= Data provided =
-- -- --
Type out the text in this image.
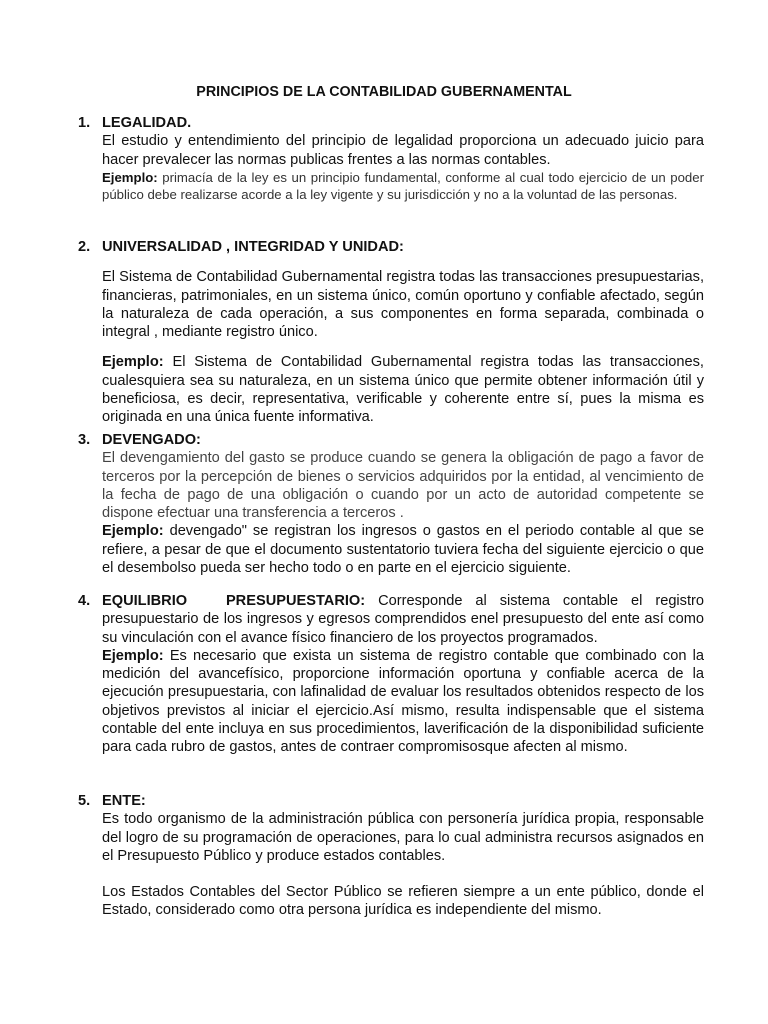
PRINCIPIOS DE LA CONTABILIDAD GUBERNAMENTAL
1. LEGALIDAD.
El estudio y entendimiento del principio de legalidad proporciona un adecuado juicio para hacer prevalecer las normas publicas frentes a las normas contables.
Ejemplo: primacía de la ley es un principio fundamental, conforme al cual todo ejercicio de un poder público debe realizarse acorde a la ley vigente y su jurisdicción y no a la voluntad de las personas.
2. UNIVERSALIDAD , INTEGRIDAD Y UNIDAD:
El Sistema de Contabilidad Gubernamental registra todas las transacciones presupuestarias, financieras, patrimoniales, en un sistema único, común oportuno y confiable afectado, según la naturaleza de cada operación, a sus componentes en forma separada, combinada o integral , mediante registro único.
Ejemplo: El Sistema de Contabilidad Gubernamental registra todas las transacciones, cualesquiera sea su naturaleza, en un sistema único que permite obtener información útil y beneficiosa, es decir, representativa, verificable y coherente entre sí, pues la misma es originada en una única fuente informativa.
3. DEVENGADO:
El devengamiento del gasto se produce cuando se genera la obligación de pago a favor de terceros por la percepción de bienes o servicios adquiridos por la entidad, al vencimiento de la fecha de pago de una obligación o cuando por un acto de autoridad competente se dispone efectuar una transferencia a terceros .
Ejemplo: devengado" se registran los ingresos o gastos en el periodo contable al que se refiere, a pesar de que el documento sustentatorio tuviera fecha del siguiente ejercicio o que el desembolso pueda ser hecho todo o en parte en el ejercicio siguiente.
4. EQUILIBRIO   PRESUPUESTARIO: Corresponde al sistema contable el registro presupuestario de los ingresos y egresos comprendidos enel presupuesto del ente así como su vinculación con el avance físico financiero de los proyectos programados.
Ejemplo: Es necesario que exista un sistema de registro contable que combinado con la medición del avancefísico, proporcione información oportuna y confiable acerca de la ejecución presupuestaria, con lafinalidad de evaluar los resultados obtenidos respecto de los objetivos previstos al iniciar el ejercicio.Así mismo, resulta indispensable que el sistema contable del ente incluya en sus procedimientos, laverificación de la disponibilidad suficiente para cada rubro de gastos, antes de contraer compromisosque afecten al mismo.
5. ENTE:
Es todo organismo de la administración pública con personería jurídica propia, responsable del logro de su programación de operaciones, para lo cual administra recursos asignados en el Presupuesto Público y produce estados contables.
Los Estados Contables del Sector Público se refieren siempre a un ente público, donde el Estado, considerado como otra persona jurídica es independiente del mismo.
-- -- --
= What the task asks =
Quote the records above exactly, leaving out any pictures.

= Output of the task =
Type out the text in this image.
PRINCIPIOS DE LA CONTABILIDAD GUBERNAMENTAL
1. LEGALIDAD.
El estudio y entendimiento del principio de legalidad proporciona un adecuado juicio para hacer prevalecer las normas publicas frentes a las normas contables.
Ejemplo: primacía de la ley es un principio fundamental, conforme al cual todo ejercicio de un poder público debe realizarse acorde a la ley vigente y su jurisdicción y no a la voluntad de las personas.
2. UNIVERSALIDAD , INTEGRIDAD Y UNIDAD:
El Sistema de Contabilidad Gubernamental registra todas las transacciones presupuestarias, financieras, patrimoniales, en un sistema único, común oportuno y confiable afectado, según la naturaleza de cada operación, a sus componentes en forma separada, combinada o integral , mediante registro único.
Ejemplo: El Sistema de Contabilidad Gubernamental registra todas las transacciones, cualesquiera sea su naturaleza, en un sistema único que permite obtener información útil y beneficiosa, es decir, representativa, verificable y coherente entre sí, pues la misma es originada en una única fuente informativa.
3. DEVENGADO:
El devengamiento del gasto se produce cuando se genera la obligación de pago a favor de terceros por la percepción de bienes o servicios adquiridos por la entidad, al vencimiento de la fecha de pago de una obligación o cuando por un acto de autoridad competente se dispone efectuar una transferencia a terceros .
Ejemplo: devengado" se registran los ingresos o gastos en el periodo contable al que se refiere, a pesar de que el documento sustentatorio tuviera fecha del siguiente ejercicio o que el desembolso pueda ser hecho todo o en parte en el ejercicio siguiente.
4. EQUILIBRIO   PRESUPUESTARIO: Corresponde al sistema contable el registro presupuestario de los ingresos y egresos comprendidos enel presupuesto del ente así como su vinculación con el avance físico financiero de los proyectos programados.
Ejemplo: Es necesario que exista un sistema de registro contable que combinado con la medición del avancefísico, proporcione información oportuna y confiable acerca de la ejecución presupuestaria, con lafinalidad de evaluar los resultados obtenidos respecto de los objetivos previstos al iniciar el ejercicio.Así mismo, resulta indispensable que el sistema contable del ente incluya en sus procedimientos, laverificación de la disponibilidad suficiente para cada rubro de gastos, antes de contraer compromisosque afecten al mismo.
5. ENTE:
Es todo organismo de la administración pública con personería jurídica propia, responsable del logro de su programación de operaciones, para lo cual administra recursos asignados en el Presupuesto Público y produce estados contables.
Los Estados Contables del Sector Público se refieren siempre a un ente público, donde el Estado, considerado como otra persona jurídica es independiente del mismo.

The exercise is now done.